++++ INPUT ++++

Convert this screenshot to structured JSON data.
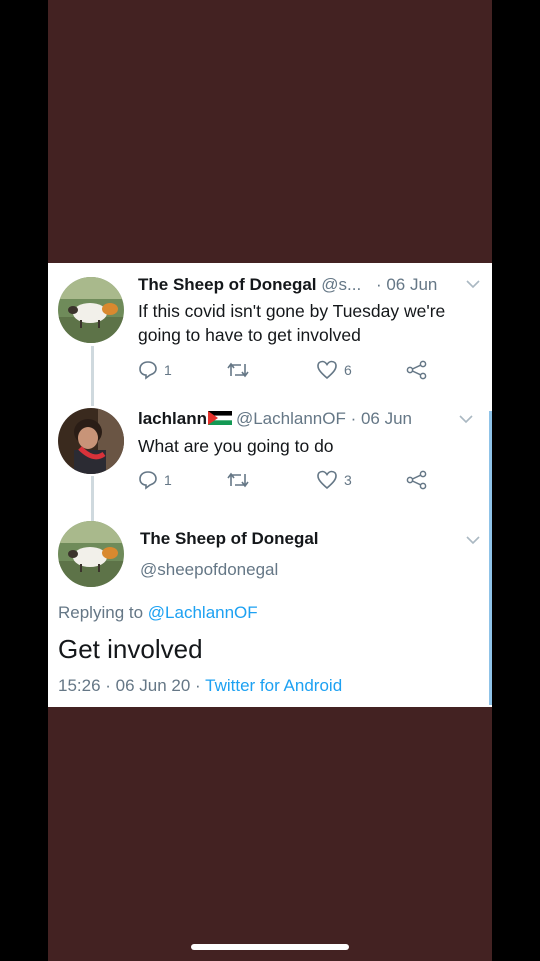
{
  "tweets": [
    {
      "name": "The Sheep of Donegal",
      "handle": "@s...",
      "date": "· 06 Jun",
      "text": "If this covid isn't gone by Tuesday we're going to have to get involved",
      "replies": "1",
      "retweets": "",
      "likes": "6"
    },
    {
      "name": "lachlann",
      "handle": "@LachlannOF",
      "date": "· 06 Jun",
      "text": "What are you going to do",
      "replies": "1",
      "retweets": "",
      "likes": "3"
    }
  ],
  "main_tweet": {
    "name": "The Sheep of Donegal",
    "handle": "@sheepofdonegal",
    "replying_label": "Replying to",
    "replying_to": "@LachlannOF",
    "text": "Get involved",
    "timestamp": "15:26 · 06 Jun 20 ·",
    "source": "Twitter for Android"
  },
  "icons": {
    "reply": "reply-icon",
    "retweet": "retweet-icon",
    "like": "heart-icon",
    "share": "share-icon",
    "flag": "palestine-flag-icon",
    "menu": "chevron-down-icon"
  },
  "colors": {
    "background": "#432222",
    "accent": "#1da1f2",
    "muted": "#657786"
  }
}
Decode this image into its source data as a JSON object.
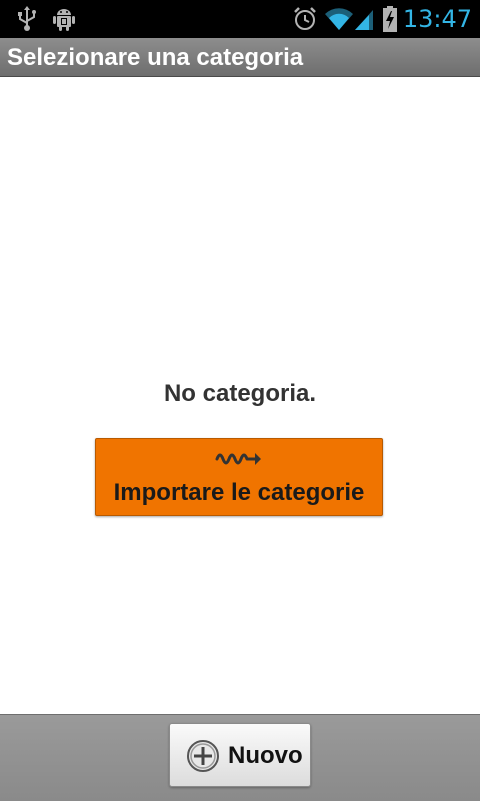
{
  "status_bar": {
    "time": "13:47",
    "icons": [
      "usb-icon",
      "android-debug-icon",
      "alarm-icon",
      "wifi-icon",
      "signal-icon",
      "battery-charging-icon"
    ],
    "time_color": "#33b5e5"
  },
  "title_bar": {
    "title": "Selezionare una categoria"
  },
  "main": {
    "empty_message": "No categoria.",
    "import_button_label": "Importare le categorie",
    "import_button_color": "#f07400",
    "import_icon": "import-wave-arrow-icon"
  },
  "bottom_bar": {
    "new_button_label": "Nuovo",
    "new_icon": "add-circle-icon"
  }
}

++++

● **REQUEST**
Transcribe the whole listing, character for character, but not its images.

● **EXPECTED ANSWER**
Convert this screenshot to structured JSON data.
{
  "tweets": [
    {
      "name": "The Sheep of Donegal",
      "handle": "@s...",
      "date": "· 06 Jun",
      "text": "If this covid isn't gone by Tuesday we're going to have to get involved",
      "replies": "1",
      "retweets": "",
      "likes": "6"
    },
    {
      "name": "lachlann",
      "handle": "@LachlannOF",
      "date": "· 06 Jun",
      "text": "What are you going to do",
      "replies": "1",
      "retweets": "",
      "likes": "3"
    }
  ],
  "main_tweet": {
    "name": "The Sheep of Donegal",
    "handle": "@sheepofdonegal",
    "replying_label": "Replying to",
    "replying_to": "@LachlannOF",
    "text": "Get involved",
    "timestamp": "15:26 · 06 Jun 20 ·",
    "source": "Twitter for Android"
  },
  "icons": {
    "reply": "reply-icon",
    "retweet": "retweet-icon",
    "like": "heart-icon",
    "share": "share-icon",
    "flag": "palestine-flag-icon",
    "menu": "chevron-down-icon"
  },
  "colors": {
    "background": "#432222",
    "accent": "#1da1f2",
    "muted": "#657786"
  }
}
Decode this image into its source data as a JSON object.
{
  "status_bar": {
    "time": "13:47",
    "icons": [
      "usb-icon",
      "android-debug-icon",
      "alarm-icon",
      "wifi-icon",
      "signal-icon",
      "battery-charging-icon"
    ],
    "time_color": "#33b5e5"
  },
  "title_bar": {
    "title": "Selezionare una categoria"
  },
  "main": {
    "empty_message": "No categoria.",
    "import_button_label": "Importare le categorie",
    "import_button_color": "#f07400",
    "import_icon": "import-wave-arrow-icon"
  },
  "bottom_bar": {
    "new_button_label": "Nuovo",
    "new_icon": "add-circle-icon"
  }
}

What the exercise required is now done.